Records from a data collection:
_ _ _
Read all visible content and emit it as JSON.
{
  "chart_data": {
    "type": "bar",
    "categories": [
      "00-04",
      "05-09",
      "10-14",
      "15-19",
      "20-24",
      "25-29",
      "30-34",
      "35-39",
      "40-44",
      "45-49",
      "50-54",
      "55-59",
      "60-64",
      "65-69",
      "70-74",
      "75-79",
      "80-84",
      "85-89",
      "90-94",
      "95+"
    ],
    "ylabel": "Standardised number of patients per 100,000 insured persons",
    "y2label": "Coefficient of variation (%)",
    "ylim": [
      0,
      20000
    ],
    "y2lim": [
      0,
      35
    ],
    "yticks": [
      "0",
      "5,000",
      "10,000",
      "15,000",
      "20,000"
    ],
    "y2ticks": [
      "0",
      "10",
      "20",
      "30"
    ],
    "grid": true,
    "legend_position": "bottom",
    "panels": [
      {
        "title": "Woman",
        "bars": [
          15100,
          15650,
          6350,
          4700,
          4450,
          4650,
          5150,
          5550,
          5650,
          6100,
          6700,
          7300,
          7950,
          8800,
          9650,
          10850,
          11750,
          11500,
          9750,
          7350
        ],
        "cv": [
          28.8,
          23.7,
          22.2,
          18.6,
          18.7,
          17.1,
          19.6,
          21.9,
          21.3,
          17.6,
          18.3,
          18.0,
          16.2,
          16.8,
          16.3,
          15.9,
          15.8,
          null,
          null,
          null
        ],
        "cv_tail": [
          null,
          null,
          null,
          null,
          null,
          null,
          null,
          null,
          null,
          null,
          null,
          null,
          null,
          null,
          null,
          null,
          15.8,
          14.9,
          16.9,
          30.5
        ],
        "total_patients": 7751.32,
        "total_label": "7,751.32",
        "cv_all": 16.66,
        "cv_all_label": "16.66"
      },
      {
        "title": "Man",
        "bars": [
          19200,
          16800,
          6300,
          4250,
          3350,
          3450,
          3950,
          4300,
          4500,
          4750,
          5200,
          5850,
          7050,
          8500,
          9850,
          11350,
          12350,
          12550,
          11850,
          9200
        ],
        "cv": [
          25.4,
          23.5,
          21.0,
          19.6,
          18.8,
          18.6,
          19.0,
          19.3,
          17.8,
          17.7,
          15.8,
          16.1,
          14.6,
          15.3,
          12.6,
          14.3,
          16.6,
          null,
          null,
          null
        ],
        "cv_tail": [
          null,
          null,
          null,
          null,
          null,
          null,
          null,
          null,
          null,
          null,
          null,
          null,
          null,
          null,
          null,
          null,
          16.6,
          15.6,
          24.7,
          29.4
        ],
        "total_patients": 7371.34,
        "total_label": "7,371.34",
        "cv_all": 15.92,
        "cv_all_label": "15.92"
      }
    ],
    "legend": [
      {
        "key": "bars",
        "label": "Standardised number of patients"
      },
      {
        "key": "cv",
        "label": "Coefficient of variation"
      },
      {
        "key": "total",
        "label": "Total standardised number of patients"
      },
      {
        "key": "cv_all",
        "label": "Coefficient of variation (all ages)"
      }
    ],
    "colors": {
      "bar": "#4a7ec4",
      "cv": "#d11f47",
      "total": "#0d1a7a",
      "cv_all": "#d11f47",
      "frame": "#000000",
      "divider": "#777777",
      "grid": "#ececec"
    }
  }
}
_ _ _
_Task details_:
Please repeat all the records above exactly as they appear.

_Final answer_:
Read all visible content and emit it as JSON.
{
  "chart_data": {
    "type": "bar",
    "categories": [
      "00-04",
      "05-09",
      "10-14",
      "15-19",
      "20-24",
      "25-29",
      "30-34",
      "35-39",
      "40-44",
      "45-49",
      "50-54",
      "55-59",
      "60-64",
      "65-69",
      "70-74",
      "75-79",
      "80-84",
      "85-89",
      "90-94",
      "95+"
    ],
    "ylabel": "Standardised number of patients per 100,000 insured persons",
    "y2label": "Coefficient of variation (%)",
    "ylim": [
      0,
      20000
    ],
    "y2lim": [
      0,
      35
    ],
    "yticks": [
      "0",
      "5,000",
      "10,000",
      "15,000",
      "20,000"
    ],
    "y2ticks": [
      "0",
      "10",
      "20",
      "30"
    ],
    "grid": true,
    "legend_position": "bottom",
    "panels": [
      {
        "title": "Woman",
        "bars": [
          15100,
          15650,
          6350,
          4700,
          4450,
          4650,
          5150,
          5550,
          5650,
          6100,
          6700,
          7300,
          7950,
          8800,
          9650,
          10850,
          11750,
          11500,
          9750,
          7350
        ],
        "cv": [
          28.8,
          23.7,
          22.2,
          18.6,
          18.7,
          17.1,
          19.6,
          21.9,
          21.3,
          17.6,
          18.3,
          18.0,
          16.2,
          16.8,
          16.3,
          15.9,
          15.8,
          null,
          null,
          null
        ],
        "cv_tail": [
          null,
          null,
          null,
          null,
          null,
          null,
          null,
          null,
          null,
          null,
          null,
          null,
          null,
          null,
          null,
          null,
          15.8,
          14.9,
          16.9,
          30.5
        ],
        "total_patients": 7751.32,
        "total_label": "7,751.32",
        "cv_all": 16.66,
        "cv_all_label": "16.66"
      },
      {
        "title": "Man",
        "bars": [
          19200,
          16800,
          6300,
          4250,
          3350,
          3450,
          3950,
          4300,
          4500,
          4750,
          5200,
          5850,
          7050,
          8500,
          9850,
          11350,
          12350,
          12550,
          11850,
          9200
        ],
        "cv": [
          25.4,
          23.5,
          21.0,
          19.6,
          18.8,
          18.6,
          19.0,
          19.3,
          17.8,
          17.7,
          15.8,
          16.1,
          14.6,
          15.3,
          12.6,
          14.3,
          16.6,
          null,
          null,
          null
        ],
        "cv_tail": [
          null,
          null,
          null,
          null,
          null,
          null,
          null,
          null,
          null,
          null,
          null,
          null,
          null,
          null,
          null,
          null,
          16.6,
          15.6,
          24.7,
          29.4
        ],
        "total_patients": 7371.34,
        "total_label": "7,371.34",
        "cv_all": 15.92,
        "cv_all_label": "15.92"
      }
    ],
    "legend": [
      {
        "key": "bars",
        "label": "Standardised number of patients"
      },
      {
        "key": "cv",
        "label": "Coefficient of variation"
      },
      {
        "key": "total",
        "label": "Total standardised number of patients"
      },
      {
        "key": "cv_all",
        "label": "Coefficient of variation (all ages)"
      }
    ],
    "colors": {
      "bar": "#4a7ec4",
      "cv": "#d11f47",
      "total": "#0d1a7a",
      "cv_all": "#d11f47",
      "frame": "#000000",
      "divider": "#777777",
      "grid": "#ececec"
    }
  }
}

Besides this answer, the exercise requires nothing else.